INSTRUCTION:
Print out each record below, unaltered and complete, without its images.

RECORDS TO PROCESS:
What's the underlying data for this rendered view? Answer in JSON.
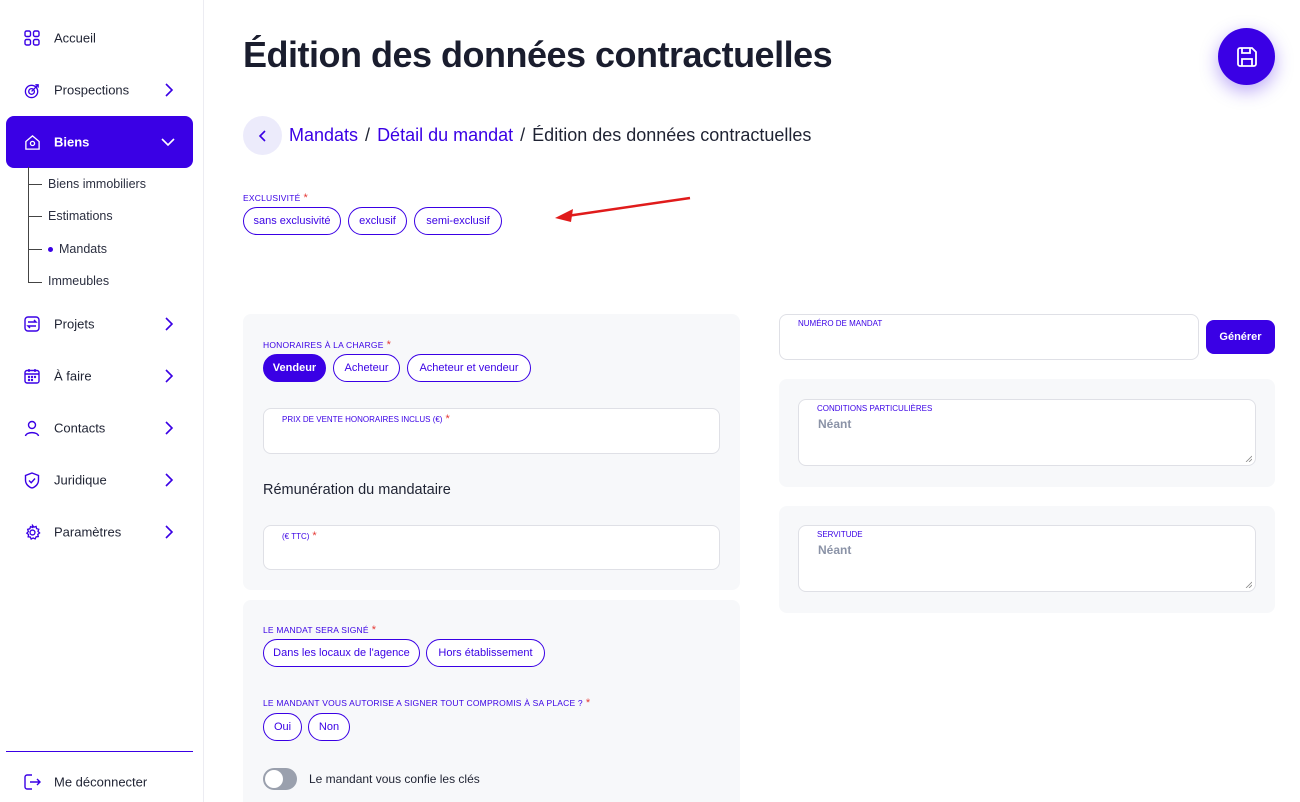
{
  "sidebar": {
    "items": [
      {
        "label": "Accueil",
        "icon": "grid-icon"
      },
      {
        "label": "Prospections",
        "icon": "target-icon"
      },
      {
        "label": "Biens",
        "icon": "house-icon"
      },
      {
        "label": "Projets",
        "icon": "swap-icon"
      },
      {
        "label": "À faire",
        "icon": "calendar-icon"
      },
      {
        "label": "Contacts",
        "icon": "user-icon"
      },
      {
        "label": "Juridique",
        "icon": "shield-icon"
      },
      {
        "label": "Paramètres",
        "icon": "gear-icon"
      }
    ],
    "sub_items": [
      "Biens immobiliers",
      "Estimations",
      "Mandats",
      "Immeubles"
    ],
    "active_sub": "Mandats",
    "logout_label": "Me déconnecter"
  },
  "page": {
    "title": "Édition des données contractuelles",
    "breadcrumb": {
      "link1": "Mandats",
      "link2": "Détail du mandat",
      "separator": "/",
      "current": "Édition des données contractuelles"
    }
  },
  "exclusivite": {
    "label": "EXCLUSIVITÉ",
    "required_mark": "*",
    "options": [
      "sans exclusivité",
      "exclusif",
      "semi-exclusif"
    ]
  },
  "honoraires": {
    "label": "HONORAIRES À LA CHARGE",
    "options": [
      "Vendeur",
      "Acheteur",
      "Acheteur et vendeur"
    ],
    "selected": "Vendeur"
  },
  "prix_vente": {
    "label": "PRIX DE VENTE HONORAIRES INCLUS (€)",
    "value": ""
  },
  "remuneration": {
    "heading": "Rémunération du mandataire",
    "field_label": "(€ TTC)",
    "value": ""
  },
  "signature": {
    "label": "LE MANDAT SERA SIGNÉ",
    "options": [
      "Dans les locaux de l'agence",
      "Hors établissement"
    ]
  },
  "autorisation": {
    "label": "LE MANDANT VOUS AUTORISE A SIGNER TOUT COMPROMIS À SA PLACE ?",
    "options": [
      "Oui",
      "Non"
    ]
  },
  "cles": {
    "label": "Le mandant vous confie les clés",
    "enabled": false
  },
  "numero_mandat": {
    "label": "NUMÉRO DE MANDAT",
    "value": "",
    "button_label": "Générer"
  },
  "conditions": {
    "label": "CONDITIONS PARTICULIÈRES",
    "placeholder": "Néant"
  },
  "servitude": {
    "label": "SERVITUDE",
    "placeholder": "Néant"
  },
  "colors": {
    "accent": "#3a00e5",
    "required": "#e53935",
    "annotation_arrow": "#e01b1b"
  }
}
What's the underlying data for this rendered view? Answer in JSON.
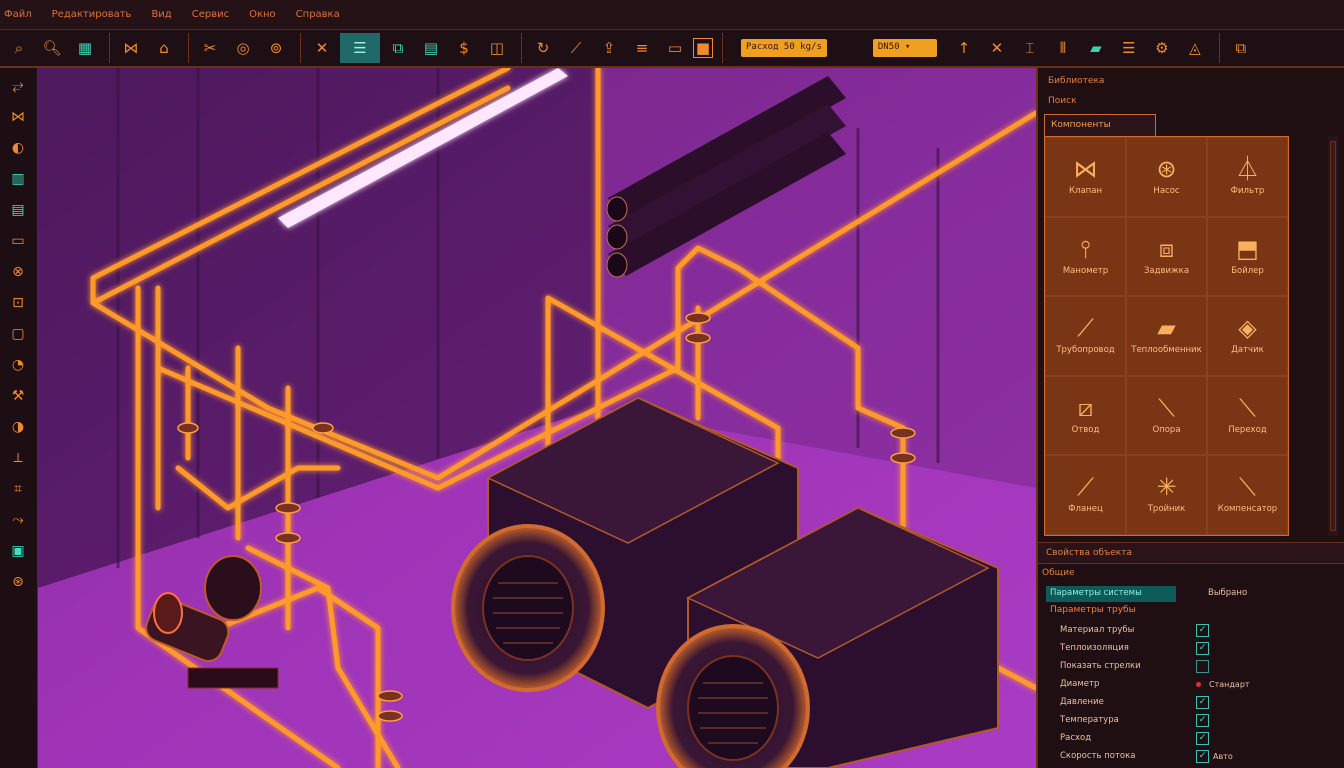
{
  "menu": [
    "Файл",
    "Редактировать",
    "Вид",
    "Сервис",
    "Окно",
    "Справка"
  ],
  "toolbar": {
    "field1": "Расход 50 kg/s",
    "field2": "DN50 ▾",
    "icons": [
      "search-icon",
      "zoom-icon",
      "grid-icon",
      "valve-icon",
      "pump-icon",
      "scissors-icon",
      "flow-icon",
      "target-icon",
      "close-icon",
      "list-icon",
      "component-icon",
      "table-icon",
      "dollar-icon",
      "box-icon",
      "rotate-icon",
      "measure-icon",
      "export-icon",
      "layers-icon",
      "panel-icon",
      "square-icon"
    ]
  },
  "leftbar": {
    "icons": [
      "pipe-icon",
      "valve-icon",
      "fitting-icon",
      "tank-icon",
      "heater-icon",
      "monitor-icon",
      "filter-icon",
      "connector-icon",
      "screen-icon",
      "gauge-icon",
      "tool-icon",
      "flange-icon",
      "axis-icon",
      "graph-icon",
      "arrow-icon",
      "teal-box-icon",
      "pump-icon"
    ]
  },
  "panel": {
    "title": "Библиотека",
    "subtitle": "Поиск",
    "tab": "Компоненты",
    "components": [
      {
        "label": "Клапан",
        "icon": "valve-icon"
      },
      {
        "label": "Насос",
        "icon": "pump-icon"
      },
      {
        "label": "Фильтр",
        "icon": "filter-icon"
      },
      {
        "label": "Манометр",
        "icon": "gauge-icon"
      },
      {
        "label": "Задвижка",
        "icon": "gate-valve-icon"
      },
      {
        "label": "Бойлер",
        "icon": "boiler-icon"
      },
      {
        "label": "Трубопровод",
        "icon": "pipe-icon"
      },
      {
        "label": "Теплообменник",
        "icon": "exchanger-icon"
      },
      {
        "label": "Датчик",
        "icon": "sensor-icon"
      },
      {
        "label": "Отвод",
        "icon": "elbow-icon"
      },
      {
        "label": "Опора",
        "icon": "support-icon"
      },
      {
        "label": "Переход",
        "icon": "reducer-icon"
      },
      {
        "label": "Фланец",
        "icon": "flange-icon"
      },
      {
        "label": "Тройник",
        "icon": "tee-icon"
      },
      {
        "label": "Компенсатор",
        "icon": "compensator-icon"
      }
    ],
    "props_title": "Свойства объекта",
    "props_sub": "Общие",
    "selected_label": "Параметры системы",
    "selected_value": "Выбрано",
    "group": "Параметры трубы",
    "rows": [
      {
        "label": "Материал трубы",
        "checked": true,
        "value": ""
      },
      {
        "label": "Теплоизоляция",
        "checked": true,
        "value": ""
      },
      {
        "label": "Показать стрелки",
        "checked": false,
        "value": ""
      },
      {
        "label": "Диаметр",
        "checked": false,
        "value": "Стандарт",
        "dot": true
      },
      {
        "label": "Давление",
        "checked": true,
        "value": ""
      },
      {
        "label": "Температура",
        "checked": true,
        "value": ""
      },
      {
        "label": "Расход",
        "checked": true,
        "value": ""
      },
      {
        "label": "Скорость потока",
        "checked": true,
        "value": "Авто"
      }
    ]
  },
  "colors": {
    "accent": "#f08a30",
    "glow": "#ffb040",
    "teal": "#3fe0c0",
    "viewport_bg": "#8a2ca0"
  }
}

EXERCISE SOLUTION:
What's the underlying data for this rendered view? Answer in JSON.
{
  "sidebar": {
    "items": [
      {
        "label": "Accueil",
        "icon": "grid-icon"
      },
      {
        "label": "Prospections",
        "icon": "target-icon"
      },
      {
        "label": "Biens",
        "icon": "house-icon"
      },
      {
        "label": "Projets",
        "icon": "swap-icon"
      },
      {
        "label": "À faire",
        "icon": "calendar-icon"
      },
      {
        "label": "Contacts",
        "icon": "user-icon"
      },
      {
        "label": "Juridique",
        "icon": "shield-icon"
      },
      {
        "label": "Paramètres",
        "icon": "gear-icon"
      }
    ],
    "sub_items": [
      "Biens immobiliers",
      "Estimations",
      "Mandats",
      "Immeubles"
    ],
    "active_sub": "Mandats",
    "logout_label": "Me déconnecter"
  },
  "page": {
    "title": "Édition des données contractuelles",
    "breadcrumb": {
      "link1": "Mandats",
      "link2": "Détail du mandat",
      "separator": "/",
      "current": "Édition des données contractuelles"
    }
  },
  "exclusivite": {
    "label": "EXCLUSIVITÉ",
    "required_mark": "*",
    "options": [
      "sans exclusivité",
      "exclusif",
      "semi-exclusif"
    ]
  },
  "honoraires": {
    "label": "HONORAIRES À LA CHARGE",
    "options": [
      "Vendeur",
      "Acheteur",
      "Acheteur et vendeur"
    ],
    "selected": "Vendeur"
  },
  "prix_vente": {
    "label": "PRIX DE VENTE HONORAIRES INCLUS (€)",
    "value": ""
  },
  "remuneration": {
    "heading": "Rémunération du mandataire",
    "field_label": "(€ TTC)",
    "value": ""
  },
  "signature": {
    "label": "LE MANDAT SERA SIGNÉ",
    "options": [
      "Dans les locaux de l'agence",
      "Hors établissement"
    ]
  },
  "autorisation": {
    "label": "LE MANDANT VOUS AUTORISE A SIGNER TOUT COMPROMIS À SA PLACE ?",
    "options": [
      "Oui",
      "Non"
    ]
  },
  "cles": {
    "label": "Le mandant vous confie les clés",
    "enabled": false
  },
  "numero_mandat": {
    "label": "NUMÉRO DE MANDAT",
    "value": "",
    "button_label": "Générer"
  },
  "conditions": {
    "label": "CONDITIONS PARTICULIÈRES",
    "placeholder": "Néant"
  },
  "servitude": {
    "label": "SERVITUDE",
    "placeholder": "Néant"
  },
  "colors": {
    "accent": "#3a00e5",
    "required": "#e53935",
    "annotation_arrow": "#e01b1b"
  }
}
What's the underlying data for this rendered view? Answer in JSON.
{
  "menu": [
    "Файл",
    "Редактировать",
    "Вид",
    "Сервис",
    "Окно",
    "Справка"
  ],
  "toolbar": {
    "field1": "Расход 50 kg/s",
    "field2": "DN50 ▾",
    "icons": [
      "search-icon",
      "zoom-icon",
      "grid-icon",
      "valve-icon",
      "pump-icon",
      "scissors-icon",
      "flow-icon",
      "target-icon",
      "close-icon",
      "list-icon",
      "component-icon",
      "table-icon",
      "dollar-icon",
      "box-icon",
      "rotate-icon",
      "measure-icon",
      "export-icon",
      "layers-icon",
      "panel-icon",
      "square-icon"
    ]
  },
  "leftbar": {
    "icons": [
      "pipe-icon",
      "valve-icon",
      "fitting-icon",
      "tank-icon",
      "heater-icon",
      "monitor-icon",
      "filter-icon",
      "connector-icon",
      "screen-icon",
      "gauge-icon",
      "tool-icon",
      "flange-icon",
      "axis-icon",
      "graph-icon",
      "arrow-icon",
      "teal-box-icon",
      "pump-icon"
    ]
  },
  "panel": {
    "title": "Библиотека",
    "subtitle": "Поиск",
    "tab": "Компоненты",
    "components": [
      {
        "label": "Клапан",
        "icon": "valve-icon"
      },
      {
        "label": "Насос",
        "icon": "pump-icon"
      },
      {
        "label": "Фильтр",
        "icon": "filter-icon"
      },
      {
        "label": "Манометр",
        "icon": "gauge-icon"
      },
      {
        "label": "Задвижка",
        "icon": "gate-valve-icon"
      },
      {
        "label": "Бойлер",
        "icon": "boiler-icon"
      },
      {
        "label": "Трубопровод",
        "icon": "pipe-icon"
      },
      {
        "label": "Теплообменник",
        "icon": "exchanger-icon"
      },
      {
        "label": "Датчик",
        "icon": "sensor-icon"
      },
      {
        "label": "Отвод",
        "icon": "elbow-icon"
      },
      {
        "label": "Опора",
        "icon": "support-icon"
      },
      {
        "label": "Переход",
        "icon": "reducer-icon"
      },
      {
        "label": "Фланец",
        "icon": "flange-icon"
      },
      {
        "label": "Тройник",
        "icon": "tee-icon"
      },
      {
        "label": "Компенсатор",
        "icon": "compensator-icon"
      }
    ],
    "props_title": "Свойства объекта",
    "props_sub": "Общие",
    "selected_label": "Параметры системы",
    "selected_value": "Выбрано",
    "group": "Параметры трубы",
    "rows": [
      {
        "label": "Материал трубы",
        "checked": true,
        "value": ""
      },
      {
        "label": "Теплоизоляция",
        "checked": true,
        "value": ""
      },
      {
        "label": "Показать стрелки",
        "checked": false,
        "value": ""
      },
      {
        "label": "Диаметр",
        "checked": false,
        "value": "Стандарт",
        "dot": true
      },
      {
        "label": "Давление",
        "checked": true,
        "value": ""
      },
      {
        "label": "Температура",
        "checked": true,
        "value": ""
      },
      {
        "label": "Расход",
        "checked": true,
        "value": ""
      },
      {
        "label": "Скорость потока",
        "checked": true,
        "value": "Авто"
      }
    ]
  },
  "colors": {
    "accent": "#f08a30",
    "glow": "#ffb040",
    "teal": "#3fe0c0",
    "viewport_bg": "#8a2ca0"
  }
}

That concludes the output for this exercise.